** Chart and figure data **
───

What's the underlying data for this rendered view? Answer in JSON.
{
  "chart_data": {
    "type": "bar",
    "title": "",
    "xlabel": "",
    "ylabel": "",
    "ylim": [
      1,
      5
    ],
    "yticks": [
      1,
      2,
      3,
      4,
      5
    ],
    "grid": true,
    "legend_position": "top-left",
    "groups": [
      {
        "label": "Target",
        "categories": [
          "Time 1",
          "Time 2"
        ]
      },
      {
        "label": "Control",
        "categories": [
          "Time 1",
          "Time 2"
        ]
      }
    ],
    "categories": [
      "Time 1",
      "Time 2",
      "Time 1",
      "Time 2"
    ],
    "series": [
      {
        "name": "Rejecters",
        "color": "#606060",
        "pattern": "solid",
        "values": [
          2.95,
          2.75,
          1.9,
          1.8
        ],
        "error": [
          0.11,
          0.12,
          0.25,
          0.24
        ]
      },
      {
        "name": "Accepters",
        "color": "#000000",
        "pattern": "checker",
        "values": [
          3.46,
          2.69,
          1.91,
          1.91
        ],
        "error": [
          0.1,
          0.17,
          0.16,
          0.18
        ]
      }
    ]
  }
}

───

** INSTRUCTIONS FOR THE TASK **
Repeat the material above in full, exactly as it stands.

** PROBLEM SOLUTION **
What's the underlying data for this rendered view? Answer in JSON.
{
  "chart_data": {
    "type": "bar",
    "title": "",
    "xlabel": "",
    "ylabel": "",
    "ylim": [
      1,
      5
    ],
    "yticks": [
      1,
      2,
      3,
      4,
      5
    ],
    "grid": true,
    "legend_position": "top-left",
    "groups": [
      {
        "label": "Target",
        "categories": [
          "Time 1",
          "Time 2"
        ]
      },
      {
        "label": "Control",
        "categories": [
          "Time 1",
          "Time 2"
        ]
      }
    ],
    "categories": [
      "Time 1",
      "Time 2",
      "Time 1",
      "Time 2"
    ],
    "series": [
      {
        "name": "Rejecters",
        "color": "#606060",
        "pattern": "solid",
        "values": [
          2.95,
          2.75,
          1.9,
          1.8
        ],
        "error": [
          0.11,
          0.12,
          0.25,
          0.24
        ]
      },
      {
        "name": "Accepters",
        "color": "#000000",
        "pattern": "checker",
        "values": [
          3.46,
          2.69,
          1.91,
          1.91
        ],
        "error": [
          0.1,
          0.17,
          0.16,
          0.18
        ]
      }
    ]
  }
}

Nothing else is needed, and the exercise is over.